### PROMPT
From the items below, copy verbatim the lines starting at the line that contains "wind-barb bbox=[331, 585, 351, 596]" and ending at the line that contains "wind-barb-feather bbox=[723, 571, 732, 576]", including both of those lines.

Visual layout annotation data

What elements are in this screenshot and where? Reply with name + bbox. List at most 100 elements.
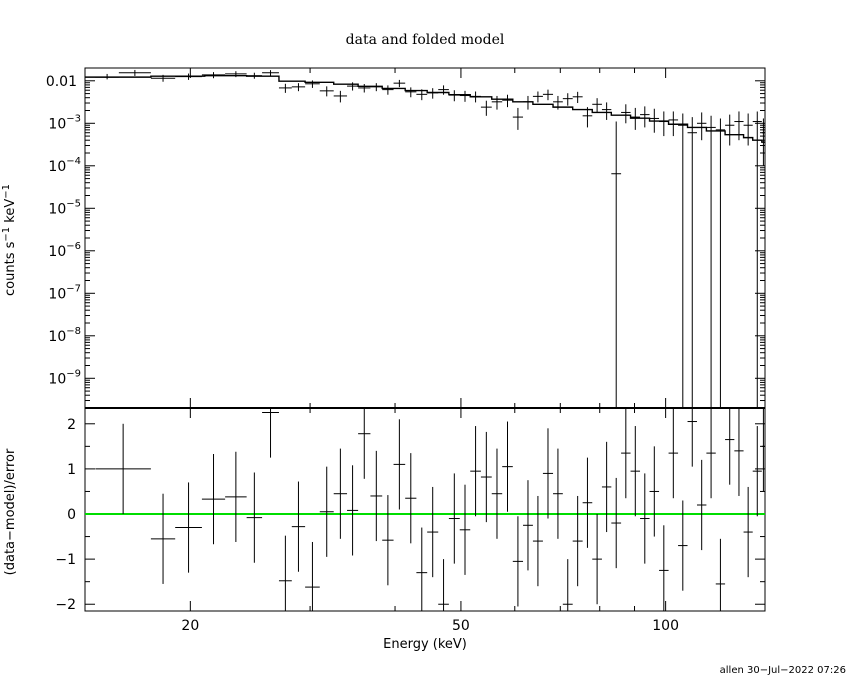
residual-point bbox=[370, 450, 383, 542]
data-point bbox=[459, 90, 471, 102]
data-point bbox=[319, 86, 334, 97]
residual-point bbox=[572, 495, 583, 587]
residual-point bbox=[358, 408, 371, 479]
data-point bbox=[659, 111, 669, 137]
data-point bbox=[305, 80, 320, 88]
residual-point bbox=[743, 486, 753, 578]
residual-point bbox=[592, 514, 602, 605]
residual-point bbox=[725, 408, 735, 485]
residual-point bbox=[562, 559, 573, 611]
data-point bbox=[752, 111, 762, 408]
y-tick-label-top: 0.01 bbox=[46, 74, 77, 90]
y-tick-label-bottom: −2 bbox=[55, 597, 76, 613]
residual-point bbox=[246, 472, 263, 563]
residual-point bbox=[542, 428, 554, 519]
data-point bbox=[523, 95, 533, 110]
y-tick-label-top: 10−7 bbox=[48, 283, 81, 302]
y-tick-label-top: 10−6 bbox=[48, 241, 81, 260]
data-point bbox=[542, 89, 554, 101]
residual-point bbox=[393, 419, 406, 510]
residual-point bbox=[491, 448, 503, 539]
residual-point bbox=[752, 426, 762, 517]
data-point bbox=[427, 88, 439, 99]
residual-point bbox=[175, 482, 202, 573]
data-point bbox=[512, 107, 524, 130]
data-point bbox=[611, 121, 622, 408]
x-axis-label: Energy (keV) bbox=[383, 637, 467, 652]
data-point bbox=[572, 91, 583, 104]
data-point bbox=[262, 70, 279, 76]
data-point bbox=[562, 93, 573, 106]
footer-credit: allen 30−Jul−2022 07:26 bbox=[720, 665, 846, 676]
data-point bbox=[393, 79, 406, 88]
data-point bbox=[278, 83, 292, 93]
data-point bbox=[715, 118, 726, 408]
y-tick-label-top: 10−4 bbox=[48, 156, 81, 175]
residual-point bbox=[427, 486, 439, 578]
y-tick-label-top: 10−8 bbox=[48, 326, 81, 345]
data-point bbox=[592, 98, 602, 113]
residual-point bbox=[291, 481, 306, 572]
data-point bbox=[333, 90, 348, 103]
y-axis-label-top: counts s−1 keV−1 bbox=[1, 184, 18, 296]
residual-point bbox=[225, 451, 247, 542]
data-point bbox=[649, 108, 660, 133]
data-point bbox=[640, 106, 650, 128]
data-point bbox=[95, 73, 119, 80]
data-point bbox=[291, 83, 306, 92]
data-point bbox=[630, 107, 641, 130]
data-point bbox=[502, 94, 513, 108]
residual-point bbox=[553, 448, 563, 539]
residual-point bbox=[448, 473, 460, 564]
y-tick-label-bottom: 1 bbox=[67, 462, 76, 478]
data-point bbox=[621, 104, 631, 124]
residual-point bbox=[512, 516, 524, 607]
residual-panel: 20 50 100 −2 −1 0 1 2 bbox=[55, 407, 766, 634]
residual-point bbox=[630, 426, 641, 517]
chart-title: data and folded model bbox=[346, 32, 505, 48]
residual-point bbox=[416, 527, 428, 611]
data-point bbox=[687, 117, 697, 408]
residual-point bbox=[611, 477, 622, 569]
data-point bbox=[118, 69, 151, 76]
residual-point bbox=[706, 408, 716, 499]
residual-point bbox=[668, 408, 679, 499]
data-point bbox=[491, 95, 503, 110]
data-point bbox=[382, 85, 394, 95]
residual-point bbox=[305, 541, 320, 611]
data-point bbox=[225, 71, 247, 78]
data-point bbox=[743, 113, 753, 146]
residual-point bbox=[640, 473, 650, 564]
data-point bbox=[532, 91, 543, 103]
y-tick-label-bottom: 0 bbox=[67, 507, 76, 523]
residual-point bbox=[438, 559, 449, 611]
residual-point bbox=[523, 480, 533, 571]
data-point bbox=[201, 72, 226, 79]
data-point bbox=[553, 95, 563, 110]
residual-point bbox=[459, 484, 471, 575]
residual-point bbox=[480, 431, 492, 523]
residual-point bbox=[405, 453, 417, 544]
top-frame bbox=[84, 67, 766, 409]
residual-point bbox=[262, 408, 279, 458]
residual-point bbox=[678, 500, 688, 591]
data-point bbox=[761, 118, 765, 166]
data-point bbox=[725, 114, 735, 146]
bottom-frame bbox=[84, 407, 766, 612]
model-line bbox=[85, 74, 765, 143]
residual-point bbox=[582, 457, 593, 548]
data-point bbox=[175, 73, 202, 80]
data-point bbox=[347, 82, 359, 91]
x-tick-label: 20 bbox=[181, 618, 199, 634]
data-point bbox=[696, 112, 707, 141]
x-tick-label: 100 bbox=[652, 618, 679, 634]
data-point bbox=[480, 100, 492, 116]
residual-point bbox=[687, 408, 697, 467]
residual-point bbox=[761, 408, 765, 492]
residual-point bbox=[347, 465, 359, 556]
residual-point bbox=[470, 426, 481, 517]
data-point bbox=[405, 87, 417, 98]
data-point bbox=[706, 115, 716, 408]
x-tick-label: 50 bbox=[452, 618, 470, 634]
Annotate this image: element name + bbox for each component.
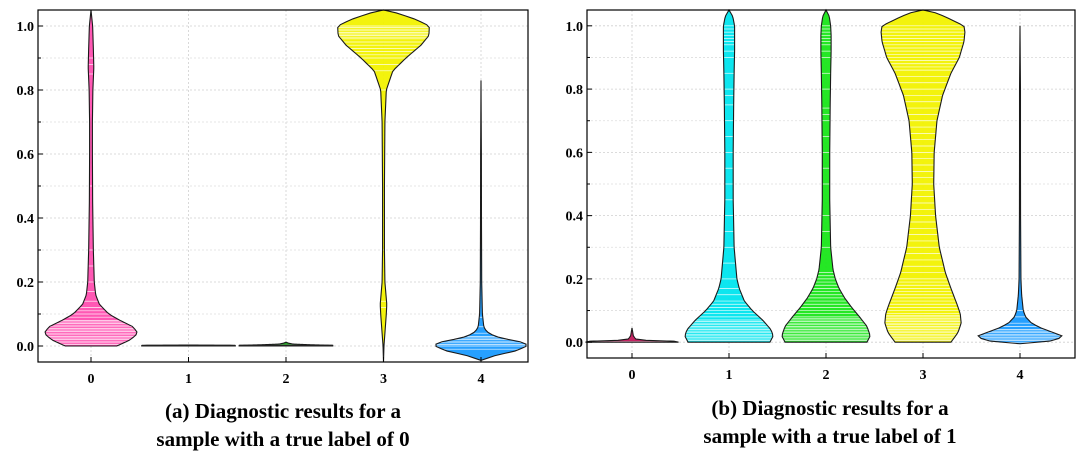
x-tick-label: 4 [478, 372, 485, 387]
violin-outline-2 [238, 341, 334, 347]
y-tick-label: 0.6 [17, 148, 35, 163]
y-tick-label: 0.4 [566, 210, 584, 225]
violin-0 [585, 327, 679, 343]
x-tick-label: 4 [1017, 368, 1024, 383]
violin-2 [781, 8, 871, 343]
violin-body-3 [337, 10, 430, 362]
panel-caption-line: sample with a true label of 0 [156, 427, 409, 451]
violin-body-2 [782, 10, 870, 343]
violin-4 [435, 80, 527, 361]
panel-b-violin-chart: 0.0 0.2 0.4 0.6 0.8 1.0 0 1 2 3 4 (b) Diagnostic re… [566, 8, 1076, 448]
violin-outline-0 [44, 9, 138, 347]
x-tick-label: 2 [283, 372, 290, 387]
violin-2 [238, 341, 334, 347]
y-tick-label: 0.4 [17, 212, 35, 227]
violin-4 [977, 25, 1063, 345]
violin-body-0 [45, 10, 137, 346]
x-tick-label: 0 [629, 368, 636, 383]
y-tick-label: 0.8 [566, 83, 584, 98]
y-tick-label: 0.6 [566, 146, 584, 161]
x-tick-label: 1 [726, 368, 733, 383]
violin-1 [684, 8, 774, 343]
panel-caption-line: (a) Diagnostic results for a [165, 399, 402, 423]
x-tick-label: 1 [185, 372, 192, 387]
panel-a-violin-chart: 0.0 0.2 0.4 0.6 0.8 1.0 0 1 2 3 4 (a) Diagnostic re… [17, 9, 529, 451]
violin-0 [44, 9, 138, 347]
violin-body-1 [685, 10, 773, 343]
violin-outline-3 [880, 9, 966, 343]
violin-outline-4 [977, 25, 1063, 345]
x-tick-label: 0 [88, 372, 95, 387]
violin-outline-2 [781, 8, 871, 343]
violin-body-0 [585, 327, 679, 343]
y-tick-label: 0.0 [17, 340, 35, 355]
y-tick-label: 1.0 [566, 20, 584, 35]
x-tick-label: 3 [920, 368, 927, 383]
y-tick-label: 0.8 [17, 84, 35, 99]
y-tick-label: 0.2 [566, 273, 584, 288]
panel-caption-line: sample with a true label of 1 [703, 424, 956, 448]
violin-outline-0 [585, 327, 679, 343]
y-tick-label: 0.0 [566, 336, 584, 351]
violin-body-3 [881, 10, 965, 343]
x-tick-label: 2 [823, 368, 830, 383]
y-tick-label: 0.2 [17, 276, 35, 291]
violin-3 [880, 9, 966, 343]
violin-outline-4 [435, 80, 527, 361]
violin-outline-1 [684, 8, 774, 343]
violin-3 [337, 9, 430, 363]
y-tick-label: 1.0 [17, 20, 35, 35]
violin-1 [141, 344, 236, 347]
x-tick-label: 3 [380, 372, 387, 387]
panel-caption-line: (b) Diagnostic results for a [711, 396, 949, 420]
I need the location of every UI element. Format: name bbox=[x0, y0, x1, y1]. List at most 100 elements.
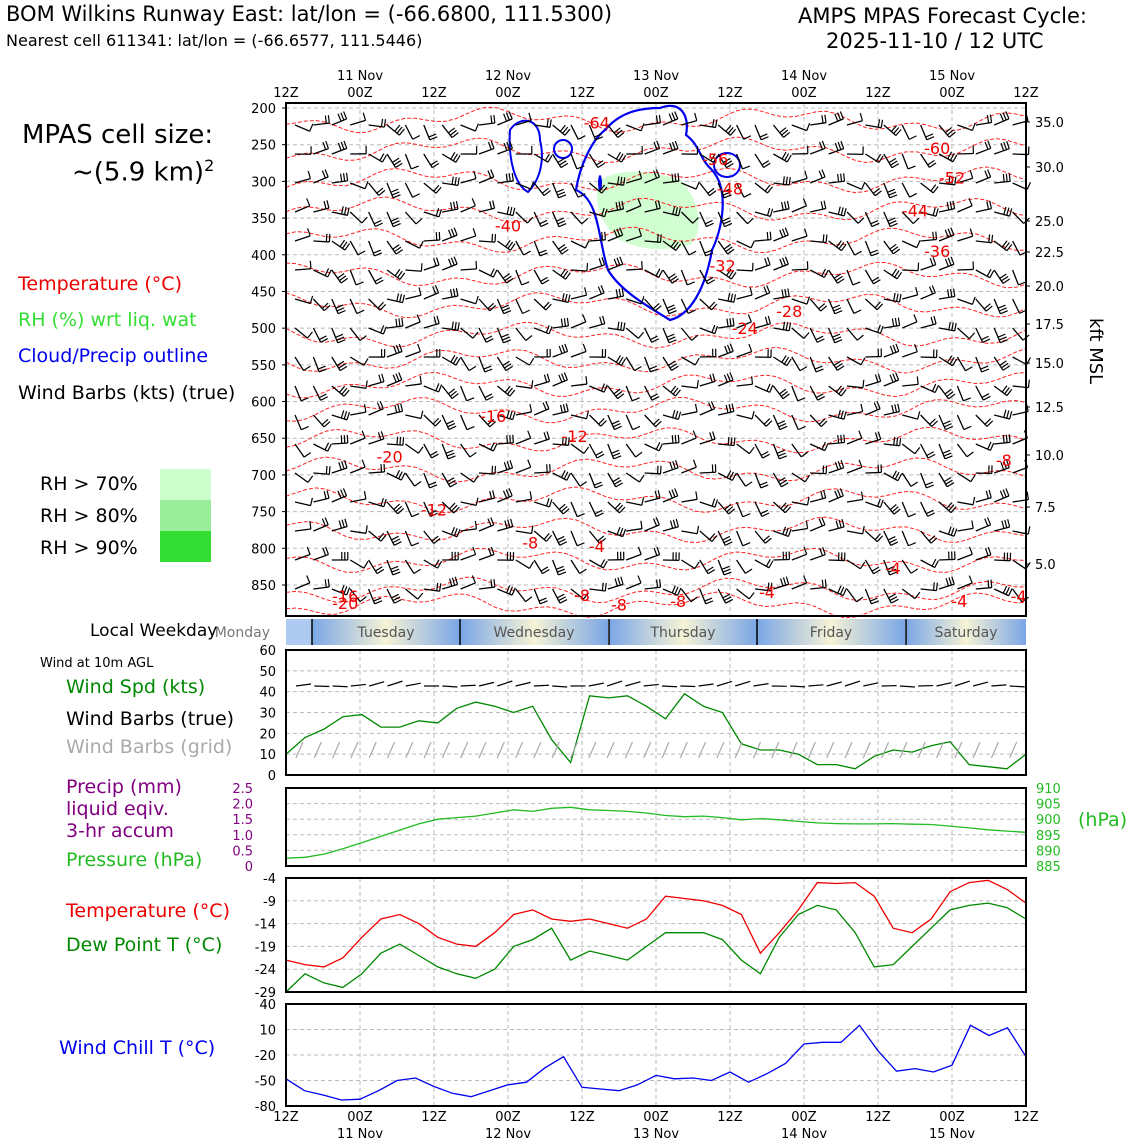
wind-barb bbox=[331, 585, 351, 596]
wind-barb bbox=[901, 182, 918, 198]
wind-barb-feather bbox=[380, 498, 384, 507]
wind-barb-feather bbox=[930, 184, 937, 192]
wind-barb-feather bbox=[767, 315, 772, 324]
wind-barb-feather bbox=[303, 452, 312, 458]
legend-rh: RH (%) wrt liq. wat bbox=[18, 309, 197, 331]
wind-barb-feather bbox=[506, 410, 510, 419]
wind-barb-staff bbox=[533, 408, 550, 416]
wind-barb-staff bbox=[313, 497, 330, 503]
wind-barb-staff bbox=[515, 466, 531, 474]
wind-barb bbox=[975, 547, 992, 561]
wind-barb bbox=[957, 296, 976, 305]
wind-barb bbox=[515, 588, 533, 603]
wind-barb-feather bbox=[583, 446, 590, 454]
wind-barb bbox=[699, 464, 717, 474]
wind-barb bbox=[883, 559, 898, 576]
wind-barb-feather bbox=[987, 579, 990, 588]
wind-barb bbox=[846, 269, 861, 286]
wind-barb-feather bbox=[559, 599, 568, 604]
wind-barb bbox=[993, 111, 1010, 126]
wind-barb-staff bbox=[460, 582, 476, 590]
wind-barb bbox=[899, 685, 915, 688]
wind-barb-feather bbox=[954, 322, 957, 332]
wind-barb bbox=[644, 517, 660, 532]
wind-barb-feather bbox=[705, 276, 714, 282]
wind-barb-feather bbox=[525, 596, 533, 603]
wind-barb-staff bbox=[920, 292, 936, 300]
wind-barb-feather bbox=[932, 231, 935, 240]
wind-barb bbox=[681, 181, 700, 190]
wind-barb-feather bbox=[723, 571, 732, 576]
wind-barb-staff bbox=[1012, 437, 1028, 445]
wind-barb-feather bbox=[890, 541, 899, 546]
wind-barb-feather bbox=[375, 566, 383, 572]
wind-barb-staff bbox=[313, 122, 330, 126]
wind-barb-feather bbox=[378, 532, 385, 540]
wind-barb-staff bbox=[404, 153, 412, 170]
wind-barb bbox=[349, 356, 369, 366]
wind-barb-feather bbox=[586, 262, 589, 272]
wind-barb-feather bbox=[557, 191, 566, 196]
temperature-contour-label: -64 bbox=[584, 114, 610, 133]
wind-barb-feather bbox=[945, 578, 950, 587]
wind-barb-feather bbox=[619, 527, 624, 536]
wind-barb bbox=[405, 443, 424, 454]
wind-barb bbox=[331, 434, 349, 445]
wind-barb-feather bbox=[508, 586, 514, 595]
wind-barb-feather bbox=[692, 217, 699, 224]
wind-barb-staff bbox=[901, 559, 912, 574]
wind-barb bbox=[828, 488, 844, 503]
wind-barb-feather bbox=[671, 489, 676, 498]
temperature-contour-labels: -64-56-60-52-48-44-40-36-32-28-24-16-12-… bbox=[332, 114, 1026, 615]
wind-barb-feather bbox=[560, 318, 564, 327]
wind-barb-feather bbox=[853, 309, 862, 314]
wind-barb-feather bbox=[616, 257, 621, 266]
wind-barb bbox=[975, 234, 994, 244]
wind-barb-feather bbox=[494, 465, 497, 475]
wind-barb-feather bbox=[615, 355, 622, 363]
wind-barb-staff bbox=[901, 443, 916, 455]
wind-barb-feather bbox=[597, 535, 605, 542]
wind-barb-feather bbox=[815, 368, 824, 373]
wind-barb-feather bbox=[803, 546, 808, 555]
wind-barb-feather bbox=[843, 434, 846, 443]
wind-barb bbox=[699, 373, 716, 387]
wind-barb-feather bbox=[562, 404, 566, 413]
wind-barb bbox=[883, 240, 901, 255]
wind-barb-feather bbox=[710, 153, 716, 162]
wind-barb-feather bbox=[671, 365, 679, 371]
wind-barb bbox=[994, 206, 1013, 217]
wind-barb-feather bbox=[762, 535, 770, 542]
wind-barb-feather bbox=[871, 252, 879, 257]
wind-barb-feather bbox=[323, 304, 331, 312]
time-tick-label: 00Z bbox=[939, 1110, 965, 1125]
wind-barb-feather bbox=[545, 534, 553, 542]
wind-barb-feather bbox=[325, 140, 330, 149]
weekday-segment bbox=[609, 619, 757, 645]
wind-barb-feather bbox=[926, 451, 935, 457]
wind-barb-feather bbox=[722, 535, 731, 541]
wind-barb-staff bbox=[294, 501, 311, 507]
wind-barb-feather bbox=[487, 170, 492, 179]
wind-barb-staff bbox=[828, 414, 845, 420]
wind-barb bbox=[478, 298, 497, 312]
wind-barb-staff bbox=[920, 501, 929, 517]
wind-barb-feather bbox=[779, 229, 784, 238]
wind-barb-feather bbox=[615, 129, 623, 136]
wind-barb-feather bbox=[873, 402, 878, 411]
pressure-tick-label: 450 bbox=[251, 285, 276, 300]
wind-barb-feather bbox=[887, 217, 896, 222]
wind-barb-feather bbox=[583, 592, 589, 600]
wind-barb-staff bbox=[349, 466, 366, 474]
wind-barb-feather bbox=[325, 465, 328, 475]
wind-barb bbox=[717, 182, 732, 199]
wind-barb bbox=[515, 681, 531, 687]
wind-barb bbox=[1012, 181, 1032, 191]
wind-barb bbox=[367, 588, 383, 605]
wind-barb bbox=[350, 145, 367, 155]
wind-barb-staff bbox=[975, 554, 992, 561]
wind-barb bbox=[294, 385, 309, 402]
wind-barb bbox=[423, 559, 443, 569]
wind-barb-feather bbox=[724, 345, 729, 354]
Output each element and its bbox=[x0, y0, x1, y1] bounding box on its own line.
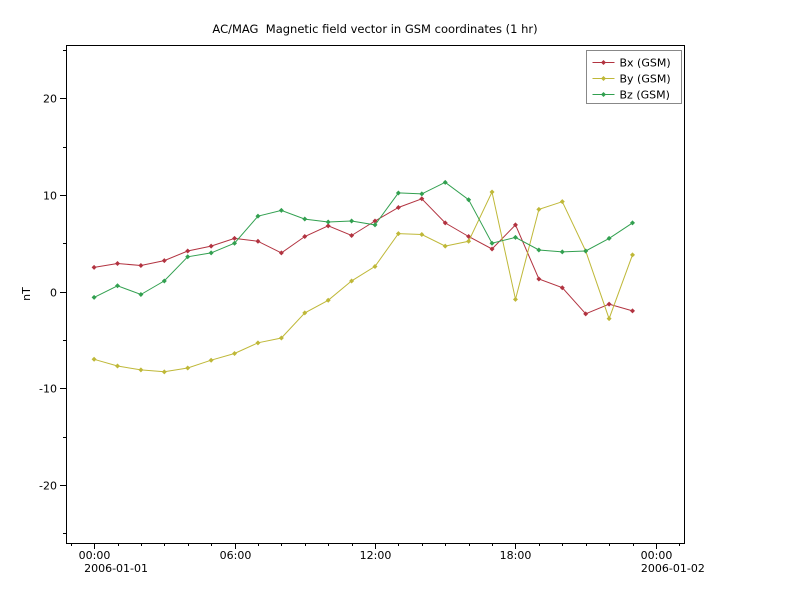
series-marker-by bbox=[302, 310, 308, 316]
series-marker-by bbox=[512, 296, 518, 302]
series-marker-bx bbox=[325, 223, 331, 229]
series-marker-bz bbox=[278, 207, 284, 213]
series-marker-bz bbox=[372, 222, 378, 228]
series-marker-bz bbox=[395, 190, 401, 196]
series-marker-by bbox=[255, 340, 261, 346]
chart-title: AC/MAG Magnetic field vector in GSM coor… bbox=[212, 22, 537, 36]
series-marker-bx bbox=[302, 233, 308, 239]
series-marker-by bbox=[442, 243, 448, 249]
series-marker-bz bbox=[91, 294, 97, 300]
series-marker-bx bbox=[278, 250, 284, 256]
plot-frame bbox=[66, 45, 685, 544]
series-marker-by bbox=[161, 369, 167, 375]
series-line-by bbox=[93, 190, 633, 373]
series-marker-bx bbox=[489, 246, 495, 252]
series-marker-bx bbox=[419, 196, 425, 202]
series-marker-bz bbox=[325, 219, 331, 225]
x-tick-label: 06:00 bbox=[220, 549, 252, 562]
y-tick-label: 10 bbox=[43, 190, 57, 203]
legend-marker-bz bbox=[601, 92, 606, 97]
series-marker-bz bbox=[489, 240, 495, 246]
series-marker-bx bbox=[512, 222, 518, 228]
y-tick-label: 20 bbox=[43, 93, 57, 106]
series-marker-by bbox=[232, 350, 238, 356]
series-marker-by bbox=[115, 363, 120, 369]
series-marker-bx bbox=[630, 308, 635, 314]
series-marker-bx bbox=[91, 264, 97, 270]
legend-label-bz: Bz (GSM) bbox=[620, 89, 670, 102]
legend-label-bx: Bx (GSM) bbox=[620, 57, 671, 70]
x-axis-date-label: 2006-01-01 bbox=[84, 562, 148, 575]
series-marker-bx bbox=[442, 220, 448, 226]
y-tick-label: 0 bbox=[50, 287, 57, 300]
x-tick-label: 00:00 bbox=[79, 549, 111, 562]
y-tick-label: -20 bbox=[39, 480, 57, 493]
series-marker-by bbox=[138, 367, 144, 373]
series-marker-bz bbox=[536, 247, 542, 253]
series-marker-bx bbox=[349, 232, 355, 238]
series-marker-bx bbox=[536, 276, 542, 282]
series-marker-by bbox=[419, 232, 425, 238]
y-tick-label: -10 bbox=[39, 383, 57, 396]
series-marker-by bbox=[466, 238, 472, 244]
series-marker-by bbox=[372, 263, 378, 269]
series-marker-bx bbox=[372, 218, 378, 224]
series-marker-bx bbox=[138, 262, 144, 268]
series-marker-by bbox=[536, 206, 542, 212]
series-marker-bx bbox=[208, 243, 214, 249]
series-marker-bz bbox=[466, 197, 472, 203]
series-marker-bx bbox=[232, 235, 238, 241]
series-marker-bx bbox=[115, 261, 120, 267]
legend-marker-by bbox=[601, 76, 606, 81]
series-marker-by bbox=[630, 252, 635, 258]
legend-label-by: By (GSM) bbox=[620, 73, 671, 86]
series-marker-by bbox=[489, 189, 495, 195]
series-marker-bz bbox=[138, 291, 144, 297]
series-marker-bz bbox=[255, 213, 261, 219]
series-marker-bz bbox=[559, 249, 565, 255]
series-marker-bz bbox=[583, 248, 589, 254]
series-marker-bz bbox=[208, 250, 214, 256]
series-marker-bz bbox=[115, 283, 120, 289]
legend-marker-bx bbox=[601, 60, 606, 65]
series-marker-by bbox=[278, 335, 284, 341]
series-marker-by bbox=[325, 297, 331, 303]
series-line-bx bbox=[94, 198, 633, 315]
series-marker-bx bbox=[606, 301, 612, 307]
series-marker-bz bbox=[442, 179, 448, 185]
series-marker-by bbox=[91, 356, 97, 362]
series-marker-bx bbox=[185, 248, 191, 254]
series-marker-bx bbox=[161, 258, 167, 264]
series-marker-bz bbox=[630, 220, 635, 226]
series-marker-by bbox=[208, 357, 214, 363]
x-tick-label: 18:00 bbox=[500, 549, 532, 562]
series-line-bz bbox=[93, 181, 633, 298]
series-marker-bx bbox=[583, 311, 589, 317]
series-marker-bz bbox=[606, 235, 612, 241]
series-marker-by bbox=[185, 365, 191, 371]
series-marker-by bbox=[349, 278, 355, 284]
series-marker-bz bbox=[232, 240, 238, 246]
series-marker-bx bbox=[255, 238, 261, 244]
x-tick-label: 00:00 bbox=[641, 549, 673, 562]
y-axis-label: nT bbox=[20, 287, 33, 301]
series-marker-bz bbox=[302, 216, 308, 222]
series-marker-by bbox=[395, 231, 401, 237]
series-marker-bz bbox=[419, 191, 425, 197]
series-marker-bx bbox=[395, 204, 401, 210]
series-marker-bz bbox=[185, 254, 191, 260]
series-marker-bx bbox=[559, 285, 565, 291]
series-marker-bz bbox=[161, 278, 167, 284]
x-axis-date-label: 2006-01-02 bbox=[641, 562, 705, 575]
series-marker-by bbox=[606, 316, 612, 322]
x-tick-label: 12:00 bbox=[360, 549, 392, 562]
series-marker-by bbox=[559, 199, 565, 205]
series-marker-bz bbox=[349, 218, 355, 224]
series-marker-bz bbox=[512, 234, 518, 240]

### SOLUTION TO THIS EXERCISE
wind-barb bbox=[331, 585, 351, 596]
wind-barb bbox=[901, 182, 918, 198]
wind-barb-feather bbox=[380, 498, 384, 507]
wind-barb-feather bbox=[930, 184, 937, 192]
wind-barb-feather bbox=[767, 315, 772, 324]
wind-barb-feather bbox=[303, 452, 312, 458]
legend-rh: RH (%) wrt liq. wat bbox=[18, 309, 197, 331]
wind-barb-feather bbox=[506, 410, 510, 419]
wind-barb-staff bbox=[533, 408, 550, 416]
wind-barb-staff bbox=[313, 497, 330, 503]
wind-barb-staff bbox=[515, 466, 531, 474]
wind-barb bbox=[975, 547, 992, 561]
wind-barb bbox=[957, 296, 976, 305]
wind-barb bbox=[515, 588, 533, 603]
wind-barb-feather bbox=[583, 446, 590, 454]
wind-barb bbox=[699, 464, 717, 474]
wind-barb bbox=[883, 559, 898, 576]
wind-barb-feather bbox=[987, 579, 990, 588]
wind-barb bbox=[846, 269, 861, 286]
wind-barb-feather bbox=[559, 599, 568, 604]
wind-barb bbox=[993, 111, 1010, 126]
wind-barb-staff bbox=[460, 582, 476, 590]
wind-barb bbox=[899, 685, 915, 688]
wind-barb-feather bbox=[954, 322, 957, 332]
wind-barb bbox=[644, 517, 660, 532]
wind-barb-feather bbox=[705, 276, 714, 282]
wind-barb-feather bbox=[525, 596, 533, 603]
wind-barb-staff bbox=[920, 292, 936, 300]
wind-barb-feather bbox=[932, 231, 935, 240]
wind-barb bbox=[681, 181, 700, 190]
wind-barb-feather bbox=[723, 571, 732, 576]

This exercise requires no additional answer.